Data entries
========================
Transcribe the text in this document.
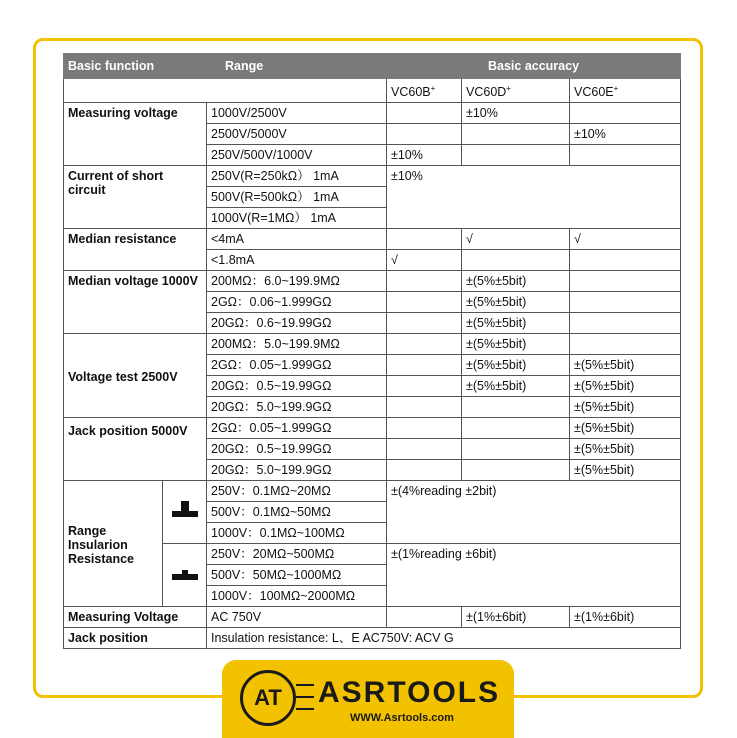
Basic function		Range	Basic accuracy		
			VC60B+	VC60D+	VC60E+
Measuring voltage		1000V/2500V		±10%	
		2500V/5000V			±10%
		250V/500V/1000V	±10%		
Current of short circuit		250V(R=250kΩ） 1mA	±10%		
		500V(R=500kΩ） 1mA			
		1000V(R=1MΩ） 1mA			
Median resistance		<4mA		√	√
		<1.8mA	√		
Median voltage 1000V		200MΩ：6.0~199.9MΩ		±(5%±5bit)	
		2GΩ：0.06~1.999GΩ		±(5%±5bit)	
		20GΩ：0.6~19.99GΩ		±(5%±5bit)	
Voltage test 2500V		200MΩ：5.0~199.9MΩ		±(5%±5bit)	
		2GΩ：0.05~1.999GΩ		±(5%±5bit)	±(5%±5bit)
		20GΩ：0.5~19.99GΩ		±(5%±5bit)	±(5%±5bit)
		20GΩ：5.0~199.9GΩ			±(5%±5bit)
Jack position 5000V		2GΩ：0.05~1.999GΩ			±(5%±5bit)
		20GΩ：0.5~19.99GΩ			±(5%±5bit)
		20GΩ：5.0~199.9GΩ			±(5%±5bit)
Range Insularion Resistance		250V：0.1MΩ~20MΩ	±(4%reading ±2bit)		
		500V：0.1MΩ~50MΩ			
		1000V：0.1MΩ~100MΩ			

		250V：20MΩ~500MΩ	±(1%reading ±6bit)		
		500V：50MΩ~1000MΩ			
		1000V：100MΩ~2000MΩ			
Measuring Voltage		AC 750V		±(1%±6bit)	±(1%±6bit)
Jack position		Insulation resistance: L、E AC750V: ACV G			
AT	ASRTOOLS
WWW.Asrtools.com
========================
Repeat the entries exactly and keep the pictures out of the copy.

Transcribe the text in this document.
Basic function		Range	Basic accuracy		
			VC60B+	VC60D+	VC60E+
Measuring voltage		1000V/2500V		±10%	
		2500V/5000V			±10%
		250V/500V/1000V	±10%		
Current of short circuit		250V(R=250kΩ） 1mA	±10%		
		500V(R=500kΩ） 1mA			
		1000V(R=1MΩ） 1mA			
Median resistance		<4mA		√	√
		<1.8mA	√		
Median voltage 1000V		200MΩ：6.0~199.9MΩ		±(5%±5bit)	
		2GΩ：0.06~1.999GΩ		±(5%±5bit)	
		20GΩ：0.6~19.99GΩ		±(5%±5bit)	
Voltage test 2500V		200MΩ：5.0~199.9MΩ		±(5%±5bit)	
		2GΩ：0.05~1.999GΩ		±(5%±5bit)	±(5%±5bit)
		20GΩ：0.5~19.99GΩ		±(5%±5bit)	±(5%±5bit)
		20GΩ：5.0~199.9GΩ			±(5%±5bit)
Jack position 5000V		2GΩ：0.05~1.999GΩ			±(5%±5bit)
		20GΩ：0.5~19.99GΩ			±(5%±5bit)
		20GΩ：5.0~199.9GΩ			±(5%±5bit)
Range Insularion Resistance		250V：0.1MΩ~20MΩ	±(4%reading ±2bit)		
		500V：0.1MΩ~50MΩ			
		1000V：0.1MΩ~100MΩ			

		250V：20MΩ~500MΩ	±(1%reading ±6bit)		
		500V：50MΩ~1000MΩ			
		1000V：100MΩ~2000MΩ			
Measuring Voltage		AC 750V		±(1%±6bit)	±(1%±6bit)
Jack position		Insulation resistance: L、E AC750V: ACV G			
AT	ASRTOOLS
WWW.Asrtools.com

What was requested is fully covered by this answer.